- **Objective**:
Rewrite the listing below, putting "heat-spot" wherever "heatmap-blob" appears and leaving everything else the same.

[start]

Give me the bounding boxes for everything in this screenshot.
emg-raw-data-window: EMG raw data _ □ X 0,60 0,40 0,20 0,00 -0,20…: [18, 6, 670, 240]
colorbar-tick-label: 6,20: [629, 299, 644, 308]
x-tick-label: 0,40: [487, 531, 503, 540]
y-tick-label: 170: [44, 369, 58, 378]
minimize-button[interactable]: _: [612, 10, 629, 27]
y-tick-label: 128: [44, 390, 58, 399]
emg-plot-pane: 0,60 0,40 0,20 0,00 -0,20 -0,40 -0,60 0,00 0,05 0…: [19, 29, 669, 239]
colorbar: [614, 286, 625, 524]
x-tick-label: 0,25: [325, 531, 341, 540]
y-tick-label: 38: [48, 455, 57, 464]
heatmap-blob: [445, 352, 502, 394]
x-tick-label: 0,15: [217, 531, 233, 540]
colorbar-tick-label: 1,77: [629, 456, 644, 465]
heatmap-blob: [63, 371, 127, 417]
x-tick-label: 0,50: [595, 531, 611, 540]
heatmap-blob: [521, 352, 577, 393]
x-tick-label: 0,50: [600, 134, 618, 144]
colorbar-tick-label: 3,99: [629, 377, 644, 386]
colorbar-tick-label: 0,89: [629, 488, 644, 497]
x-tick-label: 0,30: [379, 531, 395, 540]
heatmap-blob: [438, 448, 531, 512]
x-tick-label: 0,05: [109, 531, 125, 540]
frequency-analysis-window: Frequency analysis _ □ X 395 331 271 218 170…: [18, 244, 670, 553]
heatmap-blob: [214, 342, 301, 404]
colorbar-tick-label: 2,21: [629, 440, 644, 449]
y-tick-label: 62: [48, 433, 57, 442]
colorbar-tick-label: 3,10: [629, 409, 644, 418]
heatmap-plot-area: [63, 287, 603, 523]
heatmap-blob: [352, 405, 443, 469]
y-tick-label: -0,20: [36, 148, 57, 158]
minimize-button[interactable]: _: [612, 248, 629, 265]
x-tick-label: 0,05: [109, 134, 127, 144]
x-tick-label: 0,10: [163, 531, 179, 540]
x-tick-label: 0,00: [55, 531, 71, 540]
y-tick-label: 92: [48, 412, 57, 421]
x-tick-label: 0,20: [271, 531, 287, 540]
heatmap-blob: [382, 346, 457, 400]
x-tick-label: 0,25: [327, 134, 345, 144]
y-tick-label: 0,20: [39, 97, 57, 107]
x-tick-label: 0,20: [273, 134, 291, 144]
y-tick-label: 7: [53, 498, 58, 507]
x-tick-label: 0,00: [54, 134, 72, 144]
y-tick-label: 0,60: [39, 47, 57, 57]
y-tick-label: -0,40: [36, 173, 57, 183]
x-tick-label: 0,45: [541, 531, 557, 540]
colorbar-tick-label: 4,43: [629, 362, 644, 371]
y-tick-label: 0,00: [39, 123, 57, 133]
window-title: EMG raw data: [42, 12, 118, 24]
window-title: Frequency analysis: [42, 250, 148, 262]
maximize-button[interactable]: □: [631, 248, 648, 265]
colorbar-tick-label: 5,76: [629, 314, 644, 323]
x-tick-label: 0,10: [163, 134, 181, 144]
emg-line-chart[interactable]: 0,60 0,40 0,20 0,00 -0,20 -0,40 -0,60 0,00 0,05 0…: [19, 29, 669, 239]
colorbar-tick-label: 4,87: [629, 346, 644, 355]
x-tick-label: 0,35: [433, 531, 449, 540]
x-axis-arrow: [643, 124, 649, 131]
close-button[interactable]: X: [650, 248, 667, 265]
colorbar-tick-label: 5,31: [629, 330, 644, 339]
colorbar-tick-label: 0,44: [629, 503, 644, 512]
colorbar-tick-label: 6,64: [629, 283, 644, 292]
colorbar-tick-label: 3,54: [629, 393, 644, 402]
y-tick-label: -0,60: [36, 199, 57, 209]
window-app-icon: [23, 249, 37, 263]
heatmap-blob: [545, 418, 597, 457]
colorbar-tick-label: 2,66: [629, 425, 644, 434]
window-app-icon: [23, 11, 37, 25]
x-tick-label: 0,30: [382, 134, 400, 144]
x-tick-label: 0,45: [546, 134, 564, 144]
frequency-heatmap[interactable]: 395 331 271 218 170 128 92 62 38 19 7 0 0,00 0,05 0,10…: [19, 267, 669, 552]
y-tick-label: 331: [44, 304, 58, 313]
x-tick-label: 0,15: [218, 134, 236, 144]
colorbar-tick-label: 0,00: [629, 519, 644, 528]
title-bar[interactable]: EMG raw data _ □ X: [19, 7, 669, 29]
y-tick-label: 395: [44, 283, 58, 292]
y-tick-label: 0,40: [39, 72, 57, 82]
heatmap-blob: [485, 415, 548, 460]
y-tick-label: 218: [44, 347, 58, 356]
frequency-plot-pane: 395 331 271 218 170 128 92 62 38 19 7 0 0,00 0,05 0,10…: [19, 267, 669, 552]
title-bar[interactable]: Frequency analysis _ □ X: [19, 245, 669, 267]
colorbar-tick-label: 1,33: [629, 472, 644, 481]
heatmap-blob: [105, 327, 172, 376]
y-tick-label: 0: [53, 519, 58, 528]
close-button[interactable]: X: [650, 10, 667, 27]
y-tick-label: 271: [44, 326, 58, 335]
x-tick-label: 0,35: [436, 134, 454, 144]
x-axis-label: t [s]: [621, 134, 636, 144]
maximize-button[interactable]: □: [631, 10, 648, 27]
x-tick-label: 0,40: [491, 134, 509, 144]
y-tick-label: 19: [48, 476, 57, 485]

[end]

- **Worked answer**:
Give me the bounding boxes for everything in this screenshot.
emg-raw-data-window: EMG raw data _ □ X 0,60 0,40 0,20 0,00 -0,20…: [18, 6, 670, 240]
colorbar-tick-label: 6,20: [629, 299, 644, 308]
x-tick-label: 0,40: [487, 531, 503, 540]
y-tick-label: 170: [44, 369, 58, 378]
minimize-button[interactable]: _: [612, 10, 629, 27]
y-tick-label: 128: [44, 390, 58, 399]
emg-plot-pane: 0,60 0,40 0,20 0,00 -0,20 -0,40 -0,60 0,00 0,05 0…: [19, 29, 669, 239]
colorbar: [614, 286, 625, 524]
x-tick-label: 0,25: [325, 531, 341, 540]
y-tick-label: 38: [48, 455, 57, 464]
heat-spot: [445, 352, 502, 394]
x-tick-label: 0,15: [217, 531, 233, 540]
colorbar-tick-label: 1,77: [629, 456, 644, 465]
heat-spot: [63, 371, 127, 417]
x-tick-label: 0,50: [595, 531, 611, 540]
heat-spot: [521, 352, 577, 393]
x-tick-label: 0,50: [600, 134, 618, 144]
colorbar-tick-label: 3,99: [629, 377, 644, 386]
colorbar-tick-label: 0,89: [629, 488, 644, 497]
x-tick-label: 0,30: [379, 531, 395, 540]
heat-spot: [438, 448, 531, 512]
x-tick-label: 0,05: [109, 531, 125, 540]
frequency-analysis-window: Frequency analysis _ □ X 395 331 271 218 170…: [18, 244, 670, 553]
heat-spot: [214, 342, 301, 404]
colorbar-tick-label: 2,21: [629, 440, 644, 449]
y-tick-label: 62: [48, 433, 57, 442]
colorbar-tick-label: 3,10: [629, 409, 644, 418]
heatmap-plot-area: [63, 287, 603, 523]
heat-spot: [352, 405, 443, 469]
y-tick-label: -0,20: [36, 148, 57, 158]
minimize-button[interactable]: _: [612, 248, 629, 265]
x-tick-label: 0,05: [109, 134, 127, 144]
x-tick-label: 0,10: [163, 531, 179, 540]
x-tick-label: 0,00: [55, 531, 71, 540]
y-tick-label: 92: [48, 412, 57, 421]
x-tick-label: 0,20: [271, 531, 287, 540]
heat-spot: [382, 346, 457, 400]
x-tick-label: 0,25: [327, 134, 345, 144]
y-tick-label: 0,20: [39, 97, 57, 107]
x-tick-label: 0,20: [273, 134, 291, 144]
y-tick-label: 7: [53, 498, 58, 507]
x-tick-label: 0,00: [54, 134, 72, 144]
y-tick-label: 0,60: [39, 47, 57, 57]
y-tick-label: -0,40: [36, 173, 57, 183]
x-tick-label: 0,45: [541, 531, 557, 540]
colorbar-tick-label: 4,43: [629, 362, 644, 371]
y-tick-label: 0,00: [39, 123, 57, 133]
window-title: EMG raw data: [42, 12, 118, 24]
window-title: Frequency analysis: [42, 250, 148, 262]
maximize-button[interactable]: □: [631, 248, 648, 265]
colorbar-tick-label: 5,76: [629, 314, 644, 323]
x-tick-label: 0,10: [163, 134, 181, 144]
emg-line-chart[interactable]: 0,60 0,40 0,20 0,00 -0,20 -0,40 -0,60 0,00 0,05 0…: [19, 29, 669, 239]
colorbar-tick-label: 4,87: [629, 346, 644, 355]
x-tick-label: 0,35: [433, 531, 449, 540]
x-axis-arrow: [643, 124, 649, 131]
close-button[interactable]: X: [650, 248, 667, 265]
colorbar-tick-label: 5,31: [629, 330, 644, 339]
colorbar-tick-label: 0,44: [629, 503, 644, 512]
colorbar-tick-label: 6,64: [629, 283, 644, 292]
colorbar-tick-label: 3,54: [629, 393, 644, 402]
y-tick-label: -0,60: [36, 199, 57, 209]
window-app-icon: [23, 249, 37, 263]
heat-spot: [545, 418, 597, 457]
colorbar-tick-label: 2,66: [629, 425, 644, 434]
window-app-icon: [23, 11, 37, 25]
x-tick-label: 0,30: [382, 134, 400, 144]
x-tick-label: 0,45: [546, 134, 564, 144]
frequency-heatmap[interactable]: 395 331 271 218 170 128 92 62 38 19 7 0 0,00 0,05 0,10…: [19, 267, 669, 552]
y-tick-label: 331: [44, 304, 58, 313]
x-tick-label: 0,15: [218, 134, 236, 144]
colorbar-tick-label: 0,00: [629, 519, 644, 528]
title-bar[interactable]: EMG raw data _ □ X: [19, 7, 669, 29]
y-tick-label: 395: [44, 283, 58, 292]
y-tick-label: 0,40: [39, 72, 57, 82]
heat-spot: [485, 415, 548, 460]
y-tick-label: 218: [44, 347, 58, 356]
frequency-plot-pane: 395 331 271 218 170 128 92 62 38 19 7 0 0,00 0,05 0,10…: [19, 267, 669, 552]
title-bar[interactable]: Frequency analysis _ □ X: [19, 245, 669, 267]
colorbar-tick-label: 1,33: [629, 472, 644, 481]
heat-spot: [105, 327, 172, 376]
y-tick-label: 0: [53, 519, 58, 528]
close-button[interactable]: X: [650, 10, 667, 27]
y-tick-label: 271: [44, 326, 58, 335]
x-tick-label: 0,35: [436, 134, 454, 144]
x-axis-label: t [s]: [621, 134, 636, 144]
maximize-button[interactable]: □: [631, 10, 648, 27]
x-tick-label: 0,40: [491, 134, 509, 144]
y-tick-label: 19: [48, 476, 57, 485]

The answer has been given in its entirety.